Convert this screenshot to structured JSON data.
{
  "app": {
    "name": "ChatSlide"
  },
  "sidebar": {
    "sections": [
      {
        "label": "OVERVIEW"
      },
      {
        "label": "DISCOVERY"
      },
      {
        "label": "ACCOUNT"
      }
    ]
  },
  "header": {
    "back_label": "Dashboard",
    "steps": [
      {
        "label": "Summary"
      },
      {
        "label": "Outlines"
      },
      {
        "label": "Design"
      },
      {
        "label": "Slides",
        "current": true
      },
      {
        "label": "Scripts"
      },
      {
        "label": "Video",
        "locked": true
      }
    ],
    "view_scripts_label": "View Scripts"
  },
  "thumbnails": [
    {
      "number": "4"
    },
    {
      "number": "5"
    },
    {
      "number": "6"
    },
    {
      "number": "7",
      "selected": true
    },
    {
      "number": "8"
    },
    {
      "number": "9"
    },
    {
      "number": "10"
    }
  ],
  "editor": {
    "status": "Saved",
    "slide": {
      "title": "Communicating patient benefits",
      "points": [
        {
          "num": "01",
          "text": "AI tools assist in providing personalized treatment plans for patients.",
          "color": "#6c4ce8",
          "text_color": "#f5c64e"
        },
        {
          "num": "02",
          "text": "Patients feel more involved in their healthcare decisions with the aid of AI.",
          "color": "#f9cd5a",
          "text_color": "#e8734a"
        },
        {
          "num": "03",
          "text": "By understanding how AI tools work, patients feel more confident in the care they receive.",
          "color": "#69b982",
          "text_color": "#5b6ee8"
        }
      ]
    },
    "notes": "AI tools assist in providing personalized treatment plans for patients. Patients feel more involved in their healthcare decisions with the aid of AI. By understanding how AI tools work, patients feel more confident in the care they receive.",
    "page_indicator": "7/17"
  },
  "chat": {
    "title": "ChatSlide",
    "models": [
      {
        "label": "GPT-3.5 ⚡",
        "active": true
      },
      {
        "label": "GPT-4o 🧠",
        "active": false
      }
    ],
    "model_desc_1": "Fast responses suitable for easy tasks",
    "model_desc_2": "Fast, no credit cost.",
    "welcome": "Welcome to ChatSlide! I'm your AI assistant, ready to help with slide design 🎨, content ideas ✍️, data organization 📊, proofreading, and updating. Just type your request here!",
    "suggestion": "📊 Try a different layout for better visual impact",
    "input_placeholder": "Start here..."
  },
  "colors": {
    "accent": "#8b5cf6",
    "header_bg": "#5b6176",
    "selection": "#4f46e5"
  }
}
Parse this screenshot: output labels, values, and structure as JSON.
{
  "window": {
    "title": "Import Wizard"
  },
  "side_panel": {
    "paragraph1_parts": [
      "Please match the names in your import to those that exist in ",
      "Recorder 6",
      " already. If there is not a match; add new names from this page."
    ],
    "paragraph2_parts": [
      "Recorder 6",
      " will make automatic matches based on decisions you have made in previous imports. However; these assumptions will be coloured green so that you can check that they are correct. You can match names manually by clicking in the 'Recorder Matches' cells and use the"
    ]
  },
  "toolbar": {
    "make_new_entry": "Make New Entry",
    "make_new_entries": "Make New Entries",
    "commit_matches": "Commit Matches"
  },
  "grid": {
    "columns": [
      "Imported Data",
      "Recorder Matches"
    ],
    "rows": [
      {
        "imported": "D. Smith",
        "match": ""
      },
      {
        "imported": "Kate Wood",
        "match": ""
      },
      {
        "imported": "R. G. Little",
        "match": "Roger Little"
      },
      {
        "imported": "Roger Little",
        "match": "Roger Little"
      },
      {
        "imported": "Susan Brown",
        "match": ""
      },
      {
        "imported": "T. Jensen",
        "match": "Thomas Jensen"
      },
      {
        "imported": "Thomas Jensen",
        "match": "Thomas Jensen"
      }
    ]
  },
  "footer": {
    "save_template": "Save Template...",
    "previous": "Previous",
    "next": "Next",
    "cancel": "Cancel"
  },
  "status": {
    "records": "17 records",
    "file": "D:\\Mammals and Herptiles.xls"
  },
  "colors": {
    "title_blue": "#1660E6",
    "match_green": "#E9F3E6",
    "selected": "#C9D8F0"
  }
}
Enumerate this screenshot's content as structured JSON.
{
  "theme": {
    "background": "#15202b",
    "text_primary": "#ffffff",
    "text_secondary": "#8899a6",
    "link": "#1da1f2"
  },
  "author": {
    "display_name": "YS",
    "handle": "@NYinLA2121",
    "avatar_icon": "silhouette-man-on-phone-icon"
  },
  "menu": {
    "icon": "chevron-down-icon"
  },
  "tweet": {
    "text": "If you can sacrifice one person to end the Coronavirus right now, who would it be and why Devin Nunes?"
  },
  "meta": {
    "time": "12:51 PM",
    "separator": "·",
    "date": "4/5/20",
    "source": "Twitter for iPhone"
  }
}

-- Task goal --
Copy out every line of the listing where the word "Fast" occurs.

-- Solution for this task --
    "model_desc_1": "Fast responses suitable for easy tasks",
    "model_desc_2": "Fast, no credit cost.",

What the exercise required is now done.